• Colorado Restricts Employers’ Use of Credit Reports
  • April 29, 2013
  • Law Firm: Holland Hart LLP - Denver Office
  • Employers using credit reports to evaluate applicants and employees take note: Colorado recently enacted the "Employment Opportunity Act" limiting the use of credit reports in employment decisions. In passing this law, Colorado joins eight other states--California, Connecticut, Hawaii, Illinois, Maryland, Oregon, Vermont and Washington--in restricting employers from obtaining and/or using credit history information when evaluating applicants and employees. The new Colorado law exempts certain job positions from the prohibition on the use of credit reports, but the exceptions are very fact specific. Employers need to analyze the job responsibilities of the position at issue in order to determine if they may use credit information under this new law.

    Prohibition on the Use of Consumer Credit Information for Employment Purposes

    Effective July 1, 2013, section 8-2-126 of the Colorado Revised Statutes provides that an employer shall not use consumer credit information for employment purposes unless the credit information is substantially related to the employee's current or potential job. This means that Colorado employers are prohibited from using credit information in the employment context except in those limited situations where credit or financial responsibility is substantially related to the job. The type of information prohibited under this law includes any written, oral or other communication of information that bears on a consumer's creditworthiness, credit standing, credit capacity or credit history. This includes a credit score, but does not include the name, address or date of birth of an employee associated with a social security number.

▶ **SUPPLIED ENTRIES**
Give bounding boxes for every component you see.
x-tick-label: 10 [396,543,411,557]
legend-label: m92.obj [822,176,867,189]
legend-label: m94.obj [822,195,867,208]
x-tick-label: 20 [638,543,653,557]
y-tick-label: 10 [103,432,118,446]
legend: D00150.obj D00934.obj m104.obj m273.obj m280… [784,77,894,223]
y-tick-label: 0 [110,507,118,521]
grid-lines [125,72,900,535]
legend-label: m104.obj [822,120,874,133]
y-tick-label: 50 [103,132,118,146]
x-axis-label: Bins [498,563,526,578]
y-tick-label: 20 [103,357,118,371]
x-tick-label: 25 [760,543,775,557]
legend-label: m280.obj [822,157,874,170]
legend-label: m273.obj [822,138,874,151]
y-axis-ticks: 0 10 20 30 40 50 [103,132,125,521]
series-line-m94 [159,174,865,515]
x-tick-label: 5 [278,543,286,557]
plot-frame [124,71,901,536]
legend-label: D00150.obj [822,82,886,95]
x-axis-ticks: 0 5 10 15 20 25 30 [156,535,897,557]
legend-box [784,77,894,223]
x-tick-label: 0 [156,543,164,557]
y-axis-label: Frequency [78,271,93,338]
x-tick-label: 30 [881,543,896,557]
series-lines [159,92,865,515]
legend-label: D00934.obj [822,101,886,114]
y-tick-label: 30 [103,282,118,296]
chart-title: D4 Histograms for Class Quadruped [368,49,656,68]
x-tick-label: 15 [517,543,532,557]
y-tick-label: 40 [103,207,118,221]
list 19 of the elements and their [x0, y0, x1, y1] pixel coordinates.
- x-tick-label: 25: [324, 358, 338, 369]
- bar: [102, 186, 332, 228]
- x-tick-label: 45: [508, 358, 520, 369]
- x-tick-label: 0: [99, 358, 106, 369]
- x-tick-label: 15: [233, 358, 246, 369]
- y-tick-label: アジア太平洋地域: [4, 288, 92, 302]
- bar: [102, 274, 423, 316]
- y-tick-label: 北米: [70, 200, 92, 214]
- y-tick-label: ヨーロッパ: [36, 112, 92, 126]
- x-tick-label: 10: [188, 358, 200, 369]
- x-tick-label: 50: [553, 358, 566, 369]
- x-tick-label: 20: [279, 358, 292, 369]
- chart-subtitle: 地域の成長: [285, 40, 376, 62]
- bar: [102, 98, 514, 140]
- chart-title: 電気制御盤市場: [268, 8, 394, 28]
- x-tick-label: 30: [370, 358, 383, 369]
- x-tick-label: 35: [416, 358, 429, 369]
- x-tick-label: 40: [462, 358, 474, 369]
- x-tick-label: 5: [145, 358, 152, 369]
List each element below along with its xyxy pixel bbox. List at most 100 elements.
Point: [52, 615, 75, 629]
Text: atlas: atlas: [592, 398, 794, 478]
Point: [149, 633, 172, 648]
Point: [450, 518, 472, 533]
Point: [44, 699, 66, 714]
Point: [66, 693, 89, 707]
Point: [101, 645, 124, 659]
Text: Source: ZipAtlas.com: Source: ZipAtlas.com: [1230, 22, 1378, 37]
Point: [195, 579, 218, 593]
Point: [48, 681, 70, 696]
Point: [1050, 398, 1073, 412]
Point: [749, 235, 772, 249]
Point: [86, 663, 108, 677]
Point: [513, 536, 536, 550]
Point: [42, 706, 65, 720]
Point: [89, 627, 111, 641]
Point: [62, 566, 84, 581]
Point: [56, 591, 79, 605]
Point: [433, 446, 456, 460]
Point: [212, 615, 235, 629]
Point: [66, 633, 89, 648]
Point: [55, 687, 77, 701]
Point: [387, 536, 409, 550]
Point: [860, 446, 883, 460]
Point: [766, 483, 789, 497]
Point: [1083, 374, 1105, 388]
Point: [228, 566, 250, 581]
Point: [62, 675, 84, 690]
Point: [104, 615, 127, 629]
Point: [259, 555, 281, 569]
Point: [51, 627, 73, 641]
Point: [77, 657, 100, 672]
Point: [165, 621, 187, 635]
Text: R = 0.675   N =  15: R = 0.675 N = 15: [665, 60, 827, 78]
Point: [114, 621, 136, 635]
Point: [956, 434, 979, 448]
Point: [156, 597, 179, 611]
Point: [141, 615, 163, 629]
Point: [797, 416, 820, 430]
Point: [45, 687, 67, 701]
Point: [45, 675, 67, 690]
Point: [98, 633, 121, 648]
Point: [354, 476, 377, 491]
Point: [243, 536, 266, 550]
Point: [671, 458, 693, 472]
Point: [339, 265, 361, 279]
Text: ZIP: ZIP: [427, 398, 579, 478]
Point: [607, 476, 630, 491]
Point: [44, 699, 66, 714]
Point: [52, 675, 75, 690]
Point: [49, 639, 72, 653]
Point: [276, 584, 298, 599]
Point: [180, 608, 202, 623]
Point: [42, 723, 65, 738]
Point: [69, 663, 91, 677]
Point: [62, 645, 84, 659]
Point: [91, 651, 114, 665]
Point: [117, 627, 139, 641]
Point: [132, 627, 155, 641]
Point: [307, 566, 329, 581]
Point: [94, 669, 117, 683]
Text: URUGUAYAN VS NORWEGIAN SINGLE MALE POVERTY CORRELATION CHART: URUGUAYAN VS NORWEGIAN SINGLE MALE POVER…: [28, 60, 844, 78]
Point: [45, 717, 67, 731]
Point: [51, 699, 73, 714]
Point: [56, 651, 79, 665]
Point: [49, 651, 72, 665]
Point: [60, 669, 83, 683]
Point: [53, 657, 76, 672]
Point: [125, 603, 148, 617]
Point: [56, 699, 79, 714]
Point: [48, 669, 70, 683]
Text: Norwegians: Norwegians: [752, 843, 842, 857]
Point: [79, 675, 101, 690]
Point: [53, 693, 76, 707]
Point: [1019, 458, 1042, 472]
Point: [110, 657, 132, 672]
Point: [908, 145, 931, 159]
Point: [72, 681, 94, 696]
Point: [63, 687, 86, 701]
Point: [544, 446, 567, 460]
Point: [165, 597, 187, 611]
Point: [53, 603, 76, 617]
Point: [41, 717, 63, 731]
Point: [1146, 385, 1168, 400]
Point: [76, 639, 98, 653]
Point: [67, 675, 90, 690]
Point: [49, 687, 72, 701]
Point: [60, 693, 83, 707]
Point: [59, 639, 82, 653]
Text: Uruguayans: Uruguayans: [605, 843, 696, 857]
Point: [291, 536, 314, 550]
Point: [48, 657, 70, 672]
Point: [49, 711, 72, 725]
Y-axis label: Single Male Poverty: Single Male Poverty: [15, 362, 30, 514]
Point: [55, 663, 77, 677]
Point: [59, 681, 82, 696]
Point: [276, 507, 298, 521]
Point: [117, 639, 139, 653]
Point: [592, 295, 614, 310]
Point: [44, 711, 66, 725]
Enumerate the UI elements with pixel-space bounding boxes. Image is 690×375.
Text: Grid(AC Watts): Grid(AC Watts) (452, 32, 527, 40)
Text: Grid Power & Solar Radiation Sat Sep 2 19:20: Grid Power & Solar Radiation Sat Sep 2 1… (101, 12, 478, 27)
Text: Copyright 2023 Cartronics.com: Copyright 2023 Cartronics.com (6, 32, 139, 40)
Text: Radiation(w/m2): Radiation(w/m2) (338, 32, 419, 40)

▶ **TASK REQUIREMENTS**
Reproduce everything in the Colorado credit report article from "Effective July 1, 2013, section" down to "social security number.".

▶ **TASK SOLUTION**
Effective July 1, 2013, section 8-2-126 of the Colorado Revised Statutes provides that an employer shall not use consumer credit information for employment purposes unless the credit information is substantially related to the employee's current or potential job. This means that Colorado employers are prohibited from using credit information in the employment context except in those limited situations where credit or financial responsibility is substantially related to the job. The type of information prohibited under this law includes any written, oral or other communication of information that bears on a consumer's creditworthiness, credit standing, credit capacity or credit history. This includes a credit score, but does not include the name, address or date of birth of an employee associated with a social security number.